◆ **INFORMATION GIVEN**
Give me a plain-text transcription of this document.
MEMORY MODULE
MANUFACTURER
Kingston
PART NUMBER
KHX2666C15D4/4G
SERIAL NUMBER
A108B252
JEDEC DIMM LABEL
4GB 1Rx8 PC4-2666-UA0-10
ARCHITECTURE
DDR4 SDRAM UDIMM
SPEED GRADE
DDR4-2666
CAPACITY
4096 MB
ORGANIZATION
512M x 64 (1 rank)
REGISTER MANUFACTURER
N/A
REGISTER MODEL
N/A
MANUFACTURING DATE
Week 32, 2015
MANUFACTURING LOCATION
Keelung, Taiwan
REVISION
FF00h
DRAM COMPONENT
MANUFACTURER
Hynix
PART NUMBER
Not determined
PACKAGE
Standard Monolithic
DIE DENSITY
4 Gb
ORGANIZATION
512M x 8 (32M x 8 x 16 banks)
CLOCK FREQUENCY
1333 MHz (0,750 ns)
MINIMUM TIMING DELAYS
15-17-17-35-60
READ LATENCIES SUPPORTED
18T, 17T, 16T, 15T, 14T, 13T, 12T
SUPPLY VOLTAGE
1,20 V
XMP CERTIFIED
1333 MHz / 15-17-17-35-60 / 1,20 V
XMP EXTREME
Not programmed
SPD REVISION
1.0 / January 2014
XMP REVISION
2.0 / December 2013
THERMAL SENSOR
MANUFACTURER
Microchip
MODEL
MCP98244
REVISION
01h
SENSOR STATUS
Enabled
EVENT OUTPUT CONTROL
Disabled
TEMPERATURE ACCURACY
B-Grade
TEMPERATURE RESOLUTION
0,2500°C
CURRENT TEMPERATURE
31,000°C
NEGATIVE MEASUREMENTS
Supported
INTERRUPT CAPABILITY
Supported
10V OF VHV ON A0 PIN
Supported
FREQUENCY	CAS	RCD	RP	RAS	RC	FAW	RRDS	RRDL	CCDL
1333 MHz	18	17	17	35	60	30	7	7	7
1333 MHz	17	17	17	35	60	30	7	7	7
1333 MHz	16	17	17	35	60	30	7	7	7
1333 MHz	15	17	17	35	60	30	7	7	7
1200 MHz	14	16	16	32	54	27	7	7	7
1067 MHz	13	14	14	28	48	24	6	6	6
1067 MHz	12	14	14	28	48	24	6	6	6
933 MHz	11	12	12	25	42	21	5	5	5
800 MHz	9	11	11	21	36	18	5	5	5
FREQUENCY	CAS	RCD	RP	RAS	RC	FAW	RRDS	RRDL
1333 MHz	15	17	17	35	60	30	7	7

◆ **STATED PROBLEM**
Read through the lines above and collect those that contain the string "MANUFACTURING".

◆ **TASK SOLUTION**
MANUFACTURING DATE
MANUFACTURING LOCATION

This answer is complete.